■ **YOUR TASK**
Go through the material and pull out every line with the string "color" in it.

Figure record listings:
+--

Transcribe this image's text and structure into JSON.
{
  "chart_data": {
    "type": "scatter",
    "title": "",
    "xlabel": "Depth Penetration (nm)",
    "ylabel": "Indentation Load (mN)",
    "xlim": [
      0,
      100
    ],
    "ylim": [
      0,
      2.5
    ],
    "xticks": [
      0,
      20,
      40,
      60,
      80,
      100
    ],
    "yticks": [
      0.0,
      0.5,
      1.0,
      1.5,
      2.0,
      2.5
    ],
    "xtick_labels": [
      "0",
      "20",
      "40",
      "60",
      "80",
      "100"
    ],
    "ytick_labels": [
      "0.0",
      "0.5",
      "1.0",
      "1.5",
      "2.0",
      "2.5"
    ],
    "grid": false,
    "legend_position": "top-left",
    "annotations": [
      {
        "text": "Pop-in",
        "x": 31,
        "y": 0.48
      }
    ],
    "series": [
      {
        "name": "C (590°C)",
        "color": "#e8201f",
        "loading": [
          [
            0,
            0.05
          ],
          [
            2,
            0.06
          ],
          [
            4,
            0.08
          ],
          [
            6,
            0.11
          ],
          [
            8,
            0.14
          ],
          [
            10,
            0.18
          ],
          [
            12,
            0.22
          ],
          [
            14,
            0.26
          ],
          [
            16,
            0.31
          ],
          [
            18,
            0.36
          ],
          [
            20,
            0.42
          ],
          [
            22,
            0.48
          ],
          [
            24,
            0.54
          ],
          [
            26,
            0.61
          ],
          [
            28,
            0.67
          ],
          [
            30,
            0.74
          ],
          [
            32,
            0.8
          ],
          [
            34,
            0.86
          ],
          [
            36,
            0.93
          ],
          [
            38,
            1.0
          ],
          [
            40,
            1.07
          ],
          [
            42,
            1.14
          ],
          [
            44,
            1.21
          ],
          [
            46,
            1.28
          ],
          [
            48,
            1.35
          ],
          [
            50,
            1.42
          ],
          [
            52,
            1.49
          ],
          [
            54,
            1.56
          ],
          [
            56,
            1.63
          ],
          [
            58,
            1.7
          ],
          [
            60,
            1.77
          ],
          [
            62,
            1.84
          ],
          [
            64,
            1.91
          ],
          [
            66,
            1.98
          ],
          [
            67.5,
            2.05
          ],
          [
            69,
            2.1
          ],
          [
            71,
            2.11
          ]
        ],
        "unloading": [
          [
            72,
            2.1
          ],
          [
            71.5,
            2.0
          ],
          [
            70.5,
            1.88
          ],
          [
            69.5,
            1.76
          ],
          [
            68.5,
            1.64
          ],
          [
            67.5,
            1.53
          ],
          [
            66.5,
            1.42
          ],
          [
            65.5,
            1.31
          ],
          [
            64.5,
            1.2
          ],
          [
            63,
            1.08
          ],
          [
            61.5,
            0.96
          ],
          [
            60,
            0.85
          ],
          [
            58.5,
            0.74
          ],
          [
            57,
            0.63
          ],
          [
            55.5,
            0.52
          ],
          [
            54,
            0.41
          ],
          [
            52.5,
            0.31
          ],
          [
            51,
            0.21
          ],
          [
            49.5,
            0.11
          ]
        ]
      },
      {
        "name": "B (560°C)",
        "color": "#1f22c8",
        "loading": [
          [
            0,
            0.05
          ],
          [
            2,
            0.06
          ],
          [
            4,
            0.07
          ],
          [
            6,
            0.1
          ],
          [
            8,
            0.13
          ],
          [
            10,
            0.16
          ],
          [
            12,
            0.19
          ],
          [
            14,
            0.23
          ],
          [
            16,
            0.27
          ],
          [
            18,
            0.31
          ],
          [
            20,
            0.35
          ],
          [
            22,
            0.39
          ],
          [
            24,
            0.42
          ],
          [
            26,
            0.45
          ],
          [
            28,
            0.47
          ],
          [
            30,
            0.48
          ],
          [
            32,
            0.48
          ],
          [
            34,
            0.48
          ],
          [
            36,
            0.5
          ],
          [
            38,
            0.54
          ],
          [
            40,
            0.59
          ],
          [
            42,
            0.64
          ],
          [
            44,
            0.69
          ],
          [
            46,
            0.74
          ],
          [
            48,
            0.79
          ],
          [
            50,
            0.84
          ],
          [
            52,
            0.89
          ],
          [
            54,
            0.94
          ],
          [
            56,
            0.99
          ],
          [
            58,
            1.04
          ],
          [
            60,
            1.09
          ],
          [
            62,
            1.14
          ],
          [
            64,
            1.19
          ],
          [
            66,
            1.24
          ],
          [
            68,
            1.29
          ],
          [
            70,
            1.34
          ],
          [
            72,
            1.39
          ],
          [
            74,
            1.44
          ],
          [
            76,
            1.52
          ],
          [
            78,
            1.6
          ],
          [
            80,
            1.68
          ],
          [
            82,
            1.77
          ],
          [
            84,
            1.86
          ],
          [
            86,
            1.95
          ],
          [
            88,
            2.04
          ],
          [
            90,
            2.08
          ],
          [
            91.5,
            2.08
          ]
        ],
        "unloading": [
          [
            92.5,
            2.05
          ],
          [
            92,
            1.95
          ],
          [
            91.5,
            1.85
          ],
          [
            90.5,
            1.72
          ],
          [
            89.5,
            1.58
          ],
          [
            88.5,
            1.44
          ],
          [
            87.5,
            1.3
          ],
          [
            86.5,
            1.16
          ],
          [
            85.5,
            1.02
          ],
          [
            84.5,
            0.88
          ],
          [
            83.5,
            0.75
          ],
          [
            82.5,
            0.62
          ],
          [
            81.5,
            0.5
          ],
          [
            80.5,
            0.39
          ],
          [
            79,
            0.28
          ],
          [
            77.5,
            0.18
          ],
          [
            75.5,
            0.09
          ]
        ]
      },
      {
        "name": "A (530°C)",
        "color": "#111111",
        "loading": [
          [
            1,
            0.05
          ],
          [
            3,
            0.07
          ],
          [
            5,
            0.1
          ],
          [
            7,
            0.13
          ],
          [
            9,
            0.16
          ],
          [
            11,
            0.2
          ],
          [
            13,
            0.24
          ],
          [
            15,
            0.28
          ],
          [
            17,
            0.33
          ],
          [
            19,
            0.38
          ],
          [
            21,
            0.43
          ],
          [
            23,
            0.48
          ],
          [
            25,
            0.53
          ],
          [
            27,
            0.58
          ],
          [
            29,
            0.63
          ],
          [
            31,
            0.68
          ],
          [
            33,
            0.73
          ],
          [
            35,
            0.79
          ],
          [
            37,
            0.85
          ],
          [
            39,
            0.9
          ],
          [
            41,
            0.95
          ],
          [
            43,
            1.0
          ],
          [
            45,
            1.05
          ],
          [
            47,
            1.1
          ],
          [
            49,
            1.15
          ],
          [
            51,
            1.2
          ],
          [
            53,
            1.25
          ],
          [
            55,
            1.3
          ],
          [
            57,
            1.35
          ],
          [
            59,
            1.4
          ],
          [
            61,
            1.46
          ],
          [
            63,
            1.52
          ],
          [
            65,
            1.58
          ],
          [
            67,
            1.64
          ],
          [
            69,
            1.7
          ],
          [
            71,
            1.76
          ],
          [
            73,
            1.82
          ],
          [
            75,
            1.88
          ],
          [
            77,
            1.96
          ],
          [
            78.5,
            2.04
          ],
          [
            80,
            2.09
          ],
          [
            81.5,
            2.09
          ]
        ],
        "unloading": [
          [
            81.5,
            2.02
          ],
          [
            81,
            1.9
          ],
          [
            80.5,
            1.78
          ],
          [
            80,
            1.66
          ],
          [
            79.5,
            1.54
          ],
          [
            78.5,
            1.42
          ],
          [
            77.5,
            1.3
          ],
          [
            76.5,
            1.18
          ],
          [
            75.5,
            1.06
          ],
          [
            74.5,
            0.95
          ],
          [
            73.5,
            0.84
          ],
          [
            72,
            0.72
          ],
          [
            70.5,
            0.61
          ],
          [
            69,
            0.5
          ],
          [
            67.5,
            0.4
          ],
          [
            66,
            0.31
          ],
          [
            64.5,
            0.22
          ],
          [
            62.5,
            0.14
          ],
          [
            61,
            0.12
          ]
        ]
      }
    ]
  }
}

+--

■ **COMPLETED TASK**
        "color": "#e8201f",
        "color": "#1f22c8",
        "color": "#111111",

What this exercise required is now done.